* START EXERCISE MATERIALS *
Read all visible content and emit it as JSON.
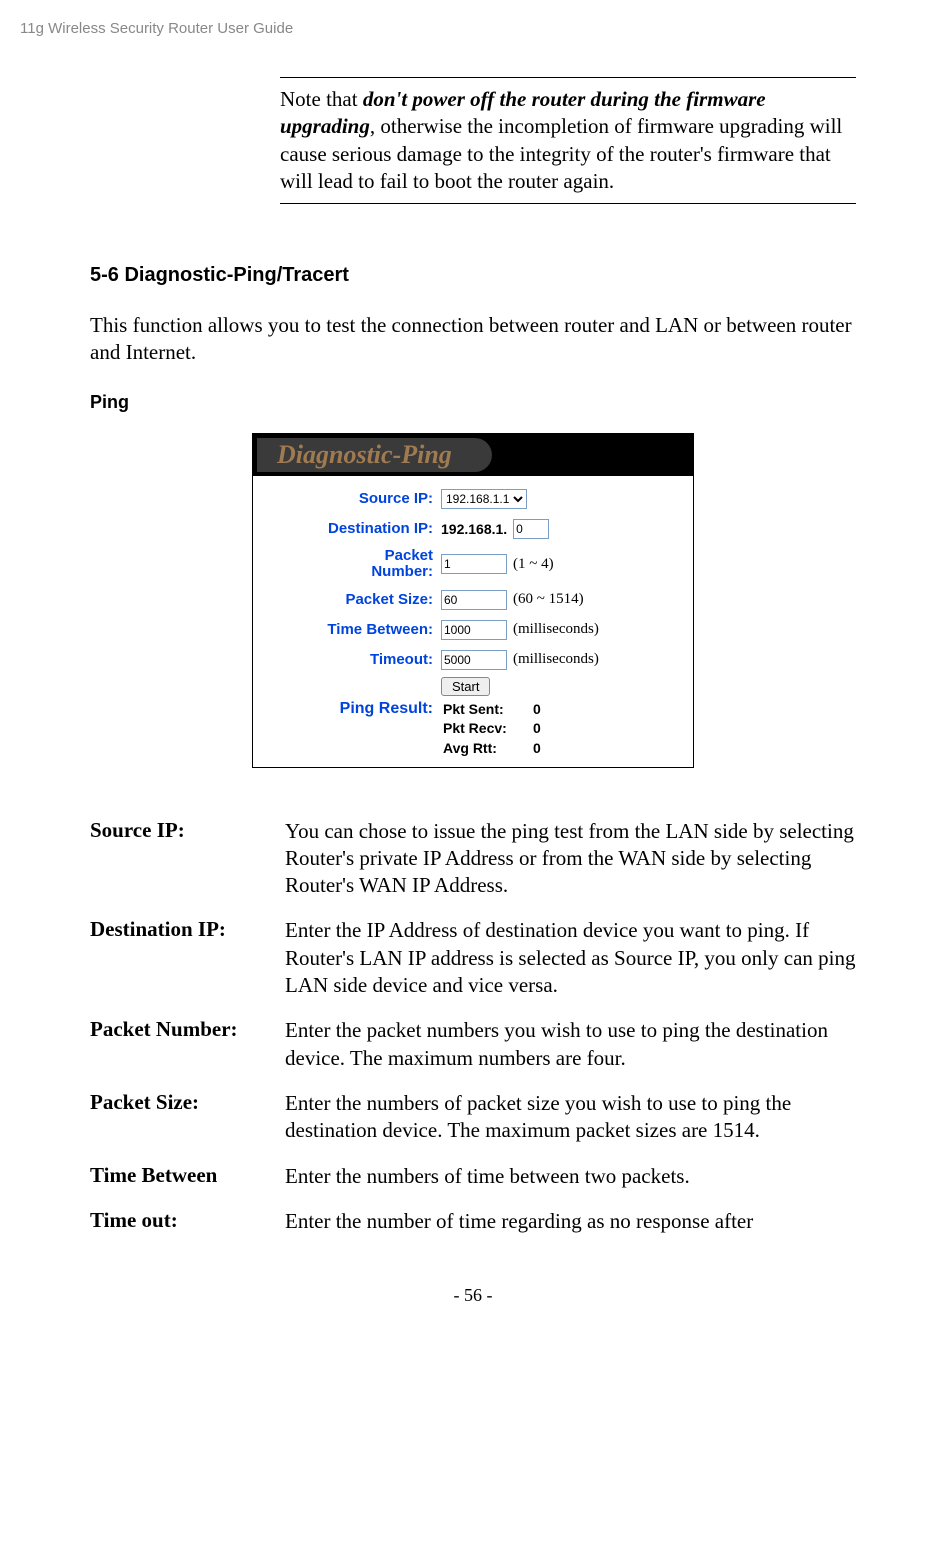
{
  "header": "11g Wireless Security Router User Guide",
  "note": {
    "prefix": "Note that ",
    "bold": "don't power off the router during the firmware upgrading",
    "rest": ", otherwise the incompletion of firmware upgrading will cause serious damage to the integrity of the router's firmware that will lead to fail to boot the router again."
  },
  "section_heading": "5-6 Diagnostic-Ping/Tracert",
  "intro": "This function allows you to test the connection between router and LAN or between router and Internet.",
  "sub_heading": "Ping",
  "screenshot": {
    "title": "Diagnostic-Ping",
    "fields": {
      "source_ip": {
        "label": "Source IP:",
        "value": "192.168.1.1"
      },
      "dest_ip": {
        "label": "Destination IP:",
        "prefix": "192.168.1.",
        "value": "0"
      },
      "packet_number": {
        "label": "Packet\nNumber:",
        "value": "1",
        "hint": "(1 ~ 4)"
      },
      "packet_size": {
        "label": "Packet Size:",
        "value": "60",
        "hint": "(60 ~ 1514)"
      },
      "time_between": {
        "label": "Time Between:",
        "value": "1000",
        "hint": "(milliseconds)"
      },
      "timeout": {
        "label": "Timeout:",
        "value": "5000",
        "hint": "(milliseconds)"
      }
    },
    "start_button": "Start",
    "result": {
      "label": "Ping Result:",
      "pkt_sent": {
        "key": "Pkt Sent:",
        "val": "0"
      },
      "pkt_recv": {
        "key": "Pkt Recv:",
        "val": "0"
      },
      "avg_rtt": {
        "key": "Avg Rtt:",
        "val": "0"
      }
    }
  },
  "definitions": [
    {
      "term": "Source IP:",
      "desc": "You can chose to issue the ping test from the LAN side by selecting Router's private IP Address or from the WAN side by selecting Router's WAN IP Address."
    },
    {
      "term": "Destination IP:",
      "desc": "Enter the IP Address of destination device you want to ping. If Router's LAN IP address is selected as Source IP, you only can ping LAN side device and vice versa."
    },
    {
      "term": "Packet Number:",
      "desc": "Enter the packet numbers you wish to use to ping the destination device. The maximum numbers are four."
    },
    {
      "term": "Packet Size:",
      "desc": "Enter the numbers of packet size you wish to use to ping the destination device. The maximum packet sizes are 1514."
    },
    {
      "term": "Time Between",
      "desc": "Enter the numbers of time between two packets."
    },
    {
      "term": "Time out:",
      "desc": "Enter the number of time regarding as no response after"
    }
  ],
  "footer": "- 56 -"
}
* END EXERCISE MATERIALS *
The required output is the number of lines containing the word "maximum", and nothing besides.

2